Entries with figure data
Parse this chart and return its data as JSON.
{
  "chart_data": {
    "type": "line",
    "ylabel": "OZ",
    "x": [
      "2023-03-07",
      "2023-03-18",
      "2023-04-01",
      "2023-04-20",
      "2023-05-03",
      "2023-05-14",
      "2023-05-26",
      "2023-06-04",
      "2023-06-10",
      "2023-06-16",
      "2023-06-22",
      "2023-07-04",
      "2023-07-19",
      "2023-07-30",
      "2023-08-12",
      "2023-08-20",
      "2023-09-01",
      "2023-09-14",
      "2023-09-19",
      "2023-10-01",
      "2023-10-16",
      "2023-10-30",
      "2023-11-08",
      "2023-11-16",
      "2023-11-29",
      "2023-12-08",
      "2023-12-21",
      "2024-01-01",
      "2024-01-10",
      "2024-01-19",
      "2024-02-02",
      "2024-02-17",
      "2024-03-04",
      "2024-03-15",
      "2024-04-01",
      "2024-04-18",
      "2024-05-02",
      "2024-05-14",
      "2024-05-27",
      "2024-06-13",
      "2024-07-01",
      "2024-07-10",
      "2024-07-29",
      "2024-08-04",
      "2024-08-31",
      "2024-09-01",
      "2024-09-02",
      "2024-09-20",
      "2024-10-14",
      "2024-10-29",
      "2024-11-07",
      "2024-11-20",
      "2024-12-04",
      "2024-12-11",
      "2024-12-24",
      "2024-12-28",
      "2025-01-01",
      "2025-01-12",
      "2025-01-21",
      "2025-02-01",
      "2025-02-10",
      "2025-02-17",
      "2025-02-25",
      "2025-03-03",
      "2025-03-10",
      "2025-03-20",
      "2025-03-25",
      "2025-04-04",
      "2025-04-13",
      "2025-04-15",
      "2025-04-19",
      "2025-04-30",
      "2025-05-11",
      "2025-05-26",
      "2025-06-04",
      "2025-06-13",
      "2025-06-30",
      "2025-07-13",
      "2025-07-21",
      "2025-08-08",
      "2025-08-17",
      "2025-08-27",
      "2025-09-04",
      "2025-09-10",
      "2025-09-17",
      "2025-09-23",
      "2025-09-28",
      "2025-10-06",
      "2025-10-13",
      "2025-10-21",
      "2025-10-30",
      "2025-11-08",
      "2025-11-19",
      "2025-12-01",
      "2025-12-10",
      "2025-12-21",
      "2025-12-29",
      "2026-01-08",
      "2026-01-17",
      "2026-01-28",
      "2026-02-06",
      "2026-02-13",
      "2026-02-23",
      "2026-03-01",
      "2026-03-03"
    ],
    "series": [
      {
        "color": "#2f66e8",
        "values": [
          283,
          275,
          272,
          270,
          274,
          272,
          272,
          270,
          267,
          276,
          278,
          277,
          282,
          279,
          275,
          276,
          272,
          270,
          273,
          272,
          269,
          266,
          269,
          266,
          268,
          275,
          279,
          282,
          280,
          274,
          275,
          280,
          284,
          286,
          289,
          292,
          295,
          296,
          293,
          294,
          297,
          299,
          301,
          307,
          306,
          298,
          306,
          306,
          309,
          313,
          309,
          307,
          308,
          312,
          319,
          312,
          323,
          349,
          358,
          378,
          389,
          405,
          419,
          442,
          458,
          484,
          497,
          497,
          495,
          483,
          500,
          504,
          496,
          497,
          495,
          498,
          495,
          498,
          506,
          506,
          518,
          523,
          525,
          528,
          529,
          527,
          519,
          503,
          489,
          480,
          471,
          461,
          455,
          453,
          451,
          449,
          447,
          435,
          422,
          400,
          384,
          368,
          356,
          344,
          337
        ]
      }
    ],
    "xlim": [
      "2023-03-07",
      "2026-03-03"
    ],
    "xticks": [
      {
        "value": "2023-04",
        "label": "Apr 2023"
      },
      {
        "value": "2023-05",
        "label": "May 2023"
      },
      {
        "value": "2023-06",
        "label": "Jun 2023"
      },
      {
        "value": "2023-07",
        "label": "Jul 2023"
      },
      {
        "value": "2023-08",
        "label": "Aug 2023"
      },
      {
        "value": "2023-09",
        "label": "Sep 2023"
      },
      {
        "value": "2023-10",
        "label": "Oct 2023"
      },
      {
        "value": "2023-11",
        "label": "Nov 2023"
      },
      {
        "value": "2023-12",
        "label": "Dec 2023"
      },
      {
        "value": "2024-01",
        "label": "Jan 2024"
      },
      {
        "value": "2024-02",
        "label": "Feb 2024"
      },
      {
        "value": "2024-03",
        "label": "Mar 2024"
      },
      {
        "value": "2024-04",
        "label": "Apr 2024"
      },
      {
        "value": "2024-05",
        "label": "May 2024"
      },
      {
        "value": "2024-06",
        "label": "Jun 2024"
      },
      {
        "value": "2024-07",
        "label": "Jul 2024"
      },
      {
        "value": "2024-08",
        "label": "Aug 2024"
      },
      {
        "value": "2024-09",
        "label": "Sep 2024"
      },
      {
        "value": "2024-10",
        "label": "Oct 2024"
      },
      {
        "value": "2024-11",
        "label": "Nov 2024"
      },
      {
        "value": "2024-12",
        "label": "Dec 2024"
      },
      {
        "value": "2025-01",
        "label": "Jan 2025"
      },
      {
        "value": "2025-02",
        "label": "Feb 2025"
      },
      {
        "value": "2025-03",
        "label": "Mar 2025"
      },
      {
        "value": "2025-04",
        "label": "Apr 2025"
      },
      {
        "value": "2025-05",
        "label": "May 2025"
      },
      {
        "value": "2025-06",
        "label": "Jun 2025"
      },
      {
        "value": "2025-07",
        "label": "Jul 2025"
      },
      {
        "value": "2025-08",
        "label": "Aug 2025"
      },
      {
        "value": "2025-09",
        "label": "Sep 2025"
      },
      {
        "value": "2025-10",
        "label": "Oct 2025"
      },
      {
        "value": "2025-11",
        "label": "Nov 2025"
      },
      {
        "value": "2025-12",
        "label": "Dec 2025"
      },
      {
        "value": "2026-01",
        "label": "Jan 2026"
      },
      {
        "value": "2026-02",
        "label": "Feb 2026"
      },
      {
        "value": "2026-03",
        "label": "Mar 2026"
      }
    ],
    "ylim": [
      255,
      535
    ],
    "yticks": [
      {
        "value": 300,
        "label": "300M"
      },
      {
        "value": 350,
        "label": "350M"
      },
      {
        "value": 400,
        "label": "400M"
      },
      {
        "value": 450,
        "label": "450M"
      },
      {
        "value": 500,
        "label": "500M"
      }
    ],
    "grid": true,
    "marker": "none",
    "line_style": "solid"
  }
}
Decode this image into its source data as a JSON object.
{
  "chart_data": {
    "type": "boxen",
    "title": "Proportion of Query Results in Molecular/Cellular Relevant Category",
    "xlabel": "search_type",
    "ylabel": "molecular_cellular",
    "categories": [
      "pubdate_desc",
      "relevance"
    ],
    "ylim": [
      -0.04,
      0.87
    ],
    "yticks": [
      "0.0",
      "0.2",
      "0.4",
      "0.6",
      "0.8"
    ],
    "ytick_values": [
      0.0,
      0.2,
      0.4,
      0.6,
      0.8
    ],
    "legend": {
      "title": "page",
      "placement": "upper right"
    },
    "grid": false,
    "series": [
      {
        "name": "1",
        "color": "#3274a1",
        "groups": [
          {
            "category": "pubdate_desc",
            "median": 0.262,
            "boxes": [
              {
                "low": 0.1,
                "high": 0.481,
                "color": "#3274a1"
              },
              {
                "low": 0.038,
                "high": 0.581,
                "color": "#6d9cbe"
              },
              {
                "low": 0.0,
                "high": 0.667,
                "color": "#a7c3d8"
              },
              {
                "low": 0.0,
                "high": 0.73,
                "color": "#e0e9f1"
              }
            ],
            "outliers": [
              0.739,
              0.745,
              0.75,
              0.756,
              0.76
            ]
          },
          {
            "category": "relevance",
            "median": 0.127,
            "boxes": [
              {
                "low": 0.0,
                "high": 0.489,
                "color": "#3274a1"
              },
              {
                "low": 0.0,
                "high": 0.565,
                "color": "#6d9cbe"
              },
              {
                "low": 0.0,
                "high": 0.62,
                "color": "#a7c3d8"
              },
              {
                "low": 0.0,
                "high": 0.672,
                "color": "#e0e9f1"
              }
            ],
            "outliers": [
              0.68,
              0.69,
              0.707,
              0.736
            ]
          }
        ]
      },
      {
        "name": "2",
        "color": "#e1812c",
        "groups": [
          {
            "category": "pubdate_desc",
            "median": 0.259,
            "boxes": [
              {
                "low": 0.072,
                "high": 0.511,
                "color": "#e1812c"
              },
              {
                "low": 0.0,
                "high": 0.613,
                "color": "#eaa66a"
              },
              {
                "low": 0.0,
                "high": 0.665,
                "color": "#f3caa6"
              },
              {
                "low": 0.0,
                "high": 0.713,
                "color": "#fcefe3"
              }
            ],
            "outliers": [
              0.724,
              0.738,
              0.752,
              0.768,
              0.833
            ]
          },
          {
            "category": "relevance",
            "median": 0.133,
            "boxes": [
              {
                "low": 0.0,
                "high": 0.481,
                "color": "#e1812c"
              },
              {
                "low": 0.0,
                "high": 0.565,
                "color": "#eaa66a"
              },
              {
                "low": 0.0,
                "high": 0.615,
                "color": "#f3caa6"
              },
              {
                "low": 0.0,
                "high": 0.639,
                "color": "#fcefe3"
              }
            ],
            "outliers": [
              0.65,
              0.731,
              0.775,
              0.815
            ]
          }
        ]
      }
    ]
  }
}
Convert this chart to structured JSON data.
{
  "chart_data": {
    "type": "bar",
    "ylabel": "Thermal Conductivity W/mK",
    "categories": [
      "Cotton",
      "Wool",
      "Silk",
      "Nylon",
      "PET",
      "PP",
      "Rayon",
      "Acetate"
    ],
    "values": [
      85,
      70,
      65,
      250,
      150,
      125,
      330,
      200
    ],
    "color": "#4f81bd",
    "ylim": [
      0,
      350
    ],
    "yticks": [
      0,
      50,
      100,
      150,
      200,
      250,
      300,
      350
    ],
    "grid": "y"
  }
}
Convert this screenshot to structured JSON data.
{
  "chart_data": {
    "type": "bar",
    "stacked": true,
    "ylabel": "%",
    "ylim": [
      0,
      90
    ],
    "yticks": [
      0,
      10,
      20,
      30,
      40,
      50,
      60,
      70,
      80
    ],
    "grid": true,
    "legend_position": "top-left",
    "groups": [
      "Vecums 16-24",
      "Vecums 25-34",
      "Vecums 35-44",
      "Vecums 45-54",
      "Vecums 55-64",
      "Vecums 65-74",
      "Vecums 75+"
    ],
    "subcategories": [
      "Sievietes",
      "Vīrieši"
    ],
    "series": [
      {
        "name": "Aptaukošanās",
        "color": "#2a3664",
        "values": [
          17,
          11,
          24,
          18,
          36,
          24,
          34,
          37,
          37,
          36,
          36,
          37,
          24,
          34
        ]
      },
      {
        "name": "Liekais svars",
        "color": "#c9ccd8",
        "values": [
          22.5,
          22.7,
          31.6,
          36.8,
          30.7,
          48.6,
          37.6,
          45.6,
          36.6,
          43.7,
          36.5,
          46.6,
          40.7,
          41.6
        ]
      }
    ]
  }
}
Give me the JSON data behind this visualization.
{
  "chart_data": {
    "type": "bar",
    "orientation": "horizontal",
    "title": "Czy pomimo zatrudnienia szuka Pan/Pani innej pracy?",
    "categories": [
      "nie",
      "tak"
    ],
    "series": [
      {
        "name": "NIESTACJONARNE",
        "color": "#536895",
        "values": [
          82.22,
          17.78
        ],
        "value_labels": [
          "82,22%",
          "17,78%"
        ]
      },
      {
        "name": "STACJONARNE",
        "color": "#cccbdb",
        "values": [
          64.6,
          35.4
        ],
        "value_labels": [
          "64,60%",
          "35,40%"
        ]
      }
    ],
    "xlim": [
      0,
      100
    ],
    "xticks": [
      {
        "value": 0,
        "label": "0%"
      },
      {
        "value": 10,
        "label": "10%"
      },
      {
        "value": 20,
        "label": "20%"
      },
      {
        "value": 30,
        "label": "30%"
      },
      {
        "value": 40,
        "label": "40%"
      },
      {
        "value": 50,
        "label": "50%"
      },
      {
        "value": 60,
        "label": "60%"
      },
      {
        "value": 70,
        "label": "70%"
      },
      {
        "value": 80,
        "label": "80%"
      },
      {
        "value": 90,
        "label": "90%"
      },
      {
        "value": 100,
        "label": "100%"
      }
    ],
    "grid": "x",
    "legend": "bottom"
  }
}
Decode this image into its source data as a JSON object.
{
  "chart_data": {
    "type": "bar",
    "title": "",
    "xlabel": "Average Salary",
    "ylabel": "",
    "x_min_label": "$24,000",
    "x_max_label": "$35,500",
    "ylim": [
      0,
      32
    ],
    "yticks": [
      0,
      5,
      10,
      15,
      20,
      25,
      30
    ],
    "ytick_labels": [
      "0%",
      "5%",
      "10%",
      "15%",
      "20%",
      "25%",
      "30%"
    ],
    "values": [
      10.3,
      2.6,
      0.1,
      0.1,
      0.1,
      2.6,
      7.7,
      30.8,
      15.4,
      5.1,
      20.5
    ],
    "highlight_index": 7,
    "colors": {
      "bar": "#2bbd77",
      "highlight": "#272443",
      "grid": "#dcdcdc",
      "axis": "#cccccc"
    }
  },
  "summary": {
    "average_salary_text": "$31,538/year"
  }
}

> [Objective]:
Respond with the number of lines containing "Vecums" and no additional words.

> [Written answer]:
7